Stored data entries:
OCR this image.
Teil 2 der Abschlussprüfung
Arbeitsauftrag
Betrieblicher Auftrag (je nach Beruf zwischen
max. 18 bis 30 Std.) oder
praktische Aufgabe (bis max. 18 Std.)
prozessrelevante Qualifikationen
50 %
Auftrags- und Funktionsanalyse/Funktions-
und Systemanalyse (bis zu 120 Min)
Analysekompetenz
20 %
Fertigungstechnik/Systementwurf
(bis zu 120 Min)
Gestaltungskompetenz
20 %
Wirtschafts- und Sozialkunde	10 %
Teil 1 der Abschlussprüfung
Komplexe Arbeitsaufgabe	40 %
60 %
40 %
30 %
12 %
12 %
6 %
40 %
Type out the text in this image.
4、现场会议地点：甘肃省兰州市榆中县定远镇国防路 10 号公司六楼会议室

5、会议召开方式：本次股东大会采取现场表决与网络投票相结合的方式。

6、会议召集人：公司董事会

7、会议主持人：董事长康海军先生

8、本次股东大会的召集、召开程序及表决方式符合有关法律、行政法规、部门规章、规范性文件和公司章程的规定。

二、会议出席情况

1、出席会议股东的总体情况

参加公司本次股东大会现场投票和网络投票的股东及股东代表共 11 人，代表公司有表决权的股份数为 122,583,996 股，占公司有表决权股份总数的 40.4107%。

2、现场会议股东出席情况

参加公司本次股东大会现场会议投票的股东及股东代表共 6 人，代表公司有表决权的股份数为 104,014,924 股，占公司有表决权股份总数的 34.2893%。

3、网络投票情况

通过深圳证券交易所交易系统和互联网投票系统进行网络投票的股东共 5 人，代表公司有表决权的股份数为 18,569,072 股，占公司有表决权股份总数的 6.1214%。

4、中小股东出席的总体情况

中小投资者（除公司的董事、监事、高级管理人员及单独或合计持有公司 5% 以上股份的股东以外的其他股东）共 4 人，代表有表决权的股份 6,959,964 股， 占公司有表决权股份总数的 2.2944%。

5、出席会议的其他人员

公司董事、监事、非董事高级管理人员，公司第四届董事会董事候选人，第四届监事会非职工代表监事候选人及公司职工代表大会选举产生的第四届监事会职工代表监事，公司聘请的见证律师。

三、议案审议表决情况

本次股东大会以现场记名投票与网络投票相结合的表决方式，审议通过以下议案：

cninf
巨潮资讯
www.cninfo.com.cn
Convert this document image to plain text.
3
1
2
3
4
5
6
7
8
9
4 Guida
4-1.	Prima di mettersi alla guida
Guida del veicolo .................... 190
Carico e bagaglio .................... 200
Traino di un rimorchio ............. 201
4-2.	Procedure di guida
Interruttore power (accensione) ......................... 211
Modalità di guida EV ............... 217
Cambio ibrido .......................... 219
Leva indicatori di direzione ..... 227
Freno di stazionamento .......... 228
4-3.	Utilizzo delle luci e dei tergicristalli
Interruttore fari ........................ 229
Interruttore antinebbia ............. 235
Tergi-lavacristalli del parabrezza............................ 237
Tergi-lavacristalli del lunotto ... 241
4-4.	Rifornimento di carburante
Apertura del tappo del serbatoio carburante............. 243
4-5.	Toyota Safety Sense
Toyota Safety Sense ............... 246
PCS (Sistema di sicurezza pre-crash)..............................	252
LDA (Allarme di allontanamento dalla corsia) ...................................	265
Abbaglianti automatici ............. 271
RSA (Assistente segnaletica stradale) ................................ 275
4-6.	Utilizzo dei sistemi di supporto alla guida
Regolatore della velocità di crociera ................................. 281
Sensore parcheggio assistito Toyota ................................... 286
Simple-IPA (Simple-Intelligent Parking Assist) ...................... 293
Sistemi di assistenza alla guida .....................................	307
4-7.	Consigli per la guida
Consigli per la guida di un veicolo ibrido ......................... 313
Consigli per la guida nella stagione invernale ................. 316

TASK DETAILS: Which lines contain the word "image"? Return each of them.

FULL SOLUTION:
OCR this image.
Type out the text in this image.
Convert this document image to plain text.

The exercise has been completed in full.